◆ EXERCISE GOAL ◆
Retype all of the data exactly as given.
--- Begin ---
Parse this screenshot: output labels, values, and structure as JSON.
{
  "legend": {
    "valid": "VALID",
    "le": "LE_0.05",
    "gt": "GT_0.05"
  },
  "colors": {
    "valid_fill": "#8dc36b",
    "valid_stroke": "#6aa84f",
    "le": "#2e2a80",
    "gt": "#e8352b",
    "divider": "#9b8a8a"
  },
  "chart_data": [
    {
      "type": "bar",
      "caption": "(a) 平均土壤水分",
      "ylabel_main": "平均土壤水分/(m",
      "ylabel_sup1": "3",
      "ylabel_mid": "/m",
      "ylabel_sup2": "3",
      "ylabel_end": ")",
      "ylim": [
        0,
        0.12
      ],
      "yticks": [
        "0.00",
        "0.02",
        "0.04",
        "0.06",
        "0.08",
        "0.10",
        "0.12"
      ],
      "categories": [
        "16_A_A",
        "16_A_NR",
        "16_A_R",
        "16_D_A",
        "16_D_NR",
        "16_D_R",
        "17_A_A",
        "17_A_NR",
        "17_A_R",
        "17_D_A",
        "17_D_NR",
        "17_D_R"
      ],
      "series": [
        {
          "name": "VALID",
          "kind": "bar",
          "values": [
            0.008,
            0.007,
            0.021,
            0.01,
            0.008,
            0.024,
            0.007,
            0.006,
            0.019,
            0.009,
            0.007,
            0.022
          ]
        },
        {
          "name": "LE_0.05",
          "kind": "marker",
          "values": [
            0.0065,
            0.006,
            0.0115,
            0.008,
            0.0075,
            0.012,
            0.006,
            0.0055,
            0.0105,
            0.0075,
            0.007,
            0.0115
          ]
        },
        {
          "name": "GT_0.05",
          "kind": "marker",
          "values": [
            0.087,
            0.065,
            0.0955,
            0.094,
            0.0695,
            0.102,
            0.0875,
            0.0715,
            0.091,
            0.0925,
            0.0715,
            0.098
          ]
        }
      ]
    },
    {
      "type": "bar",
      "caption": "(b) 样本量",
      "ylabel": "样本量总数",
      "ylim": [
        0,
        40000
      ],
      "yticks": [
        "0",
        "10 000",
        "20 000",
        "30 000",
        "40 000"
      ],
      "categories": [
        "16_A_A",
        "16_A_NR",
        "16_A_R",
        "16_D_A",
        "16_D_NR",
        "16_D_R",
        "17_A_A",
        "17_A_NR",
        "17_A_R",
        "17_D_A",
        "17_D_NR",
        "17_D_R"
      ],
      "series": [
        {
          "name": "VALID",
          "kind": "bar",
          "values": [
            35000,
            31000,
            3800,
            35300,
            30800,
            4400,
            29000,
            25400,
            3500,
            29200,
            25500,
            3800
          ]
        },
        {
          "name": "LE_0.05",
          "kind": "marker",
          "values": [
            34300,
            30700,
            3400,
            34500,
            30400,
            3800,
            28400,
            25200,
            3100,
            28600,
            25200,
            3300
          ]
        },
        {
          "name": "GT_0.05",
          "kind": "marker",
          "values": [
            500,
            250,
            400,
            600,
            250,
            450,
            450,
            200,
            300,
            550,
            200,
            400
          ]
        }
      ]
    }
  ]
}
--- End ---
◆ IN RESPONSE ◆
Parse this screenshot: output labels, values, and structure as JSON.
{
  "legend": {
    "valid": "VALID",
    "le": "LE_0.05",
    "gt": "GT_0.05"
  },
  "colors": {
    "valid_fill": "#8dc36b",
    "valid_stroke": "#6aa84f",
    "le": "#2e2a80",
    "gt": "#e8352b",
    "divider": "#9b8a8a"
  },
  "chart_data": [
    {
      "type": "bar",
      "caption": "(a) 平均土壤水分",
      "ylabel_main": "平均土壤水分/(m",
      "ylabel_sup1": "3",
      "ylabel_mid": "/m",
      "ylabel_sup2": "3",
      "ylabel_end": ")",
      "ylim": [
        0,
        0.12
      ],
      "yticks": [
        "0.00",
        "0.02",
        "0.04",
        "0.06",
        "0.08",
        "0.10",
        "0.12"
      ],
      "categories": [
        "16_A_A",
        "16_A_NR",
        "16_A_R",
        "16_D_A",
        "16_D_NR",
        "16_D_R",
        "17_A_A",
        "17_A_NR",
        "17_A_R",
        "17_D_A",
        "17_D_NR",
        "17_D_R"
      ],
      "series": [
        {
          "name": "VALID",
          "kind": "bar",
          "values": [
            0.008,
            0.007,
            0.021,
            0.01,
            0.008,
            0.024,
            0.007,
            0.006,
            0.019,
            0.009,
            0.007,
            0.022
          ]
        },
        {
          "name": "LE_0.05",
          "kind": "marker",
          "values": [
            0.0065,
            0.006,
            0.0115,
            0.008,
            0.0075,
            0.012,
            0.006,
            0.0055,
            0.0105,
            0.0075,
            0.007,
            0.0115
          ]
        },
        {
          "name": "GT_0.05",
          "kind": "marker",
          "values": [
            0.087,
            0.065,
            0.0955,
            0.094,
            0.0695,
            0.102,
            0.0875,
            0.0715,
            0.091,
            0.0925,
            0.0715,
            0.098
          ]
        }
      ]
    },
    {
      "type": "bar",
      "caption": "(b) 样本量",
      "ylabel": "样本量总数",
      "ylim": [
        0,
        40000
      ],
      "yticks": [
        "0",
        "10 000",
        "20 000",
        "30 000",
        "40 000"
      ],
      "categories": [
        "16_A_A",
        "16_A_NR",
        "16_A_R",
        "16_D_A",
        "16_D_NR",
        "16_D_R",
        "17_A_A",
        "17_A_NR",
        "17_A_R",
        "17_D_A",
        "17_D_NR",
        "17_D_R"
      ],
      "series": [
        {
          "name": "VALID",
          "kind": "bar",
          "values": [
            35000,
            31000,
            3800,
            35300,
            30800,
            4400,
            29000,
            25400,
            3500,
            29200,
            25500,
            3800
          ]
        },
        {
          "name": "LE_0.05",
          "kind": "marker",
          "values": [
            34300,
            30700,
            3400,
            34500,
            30400,
            3800,
            28400,
            25200,
            3100,
            28600,
            25200,
            3300
          ]
        },
        {
          "name": "GT_0.05",
          "kind": "marker",
          "values": [
            500,
            250,
            400,
            600,
            250,
            450,
            450,
            200,
            300,
            550,
            200,
            400
          ]
        }
      ]
    }
  ]
}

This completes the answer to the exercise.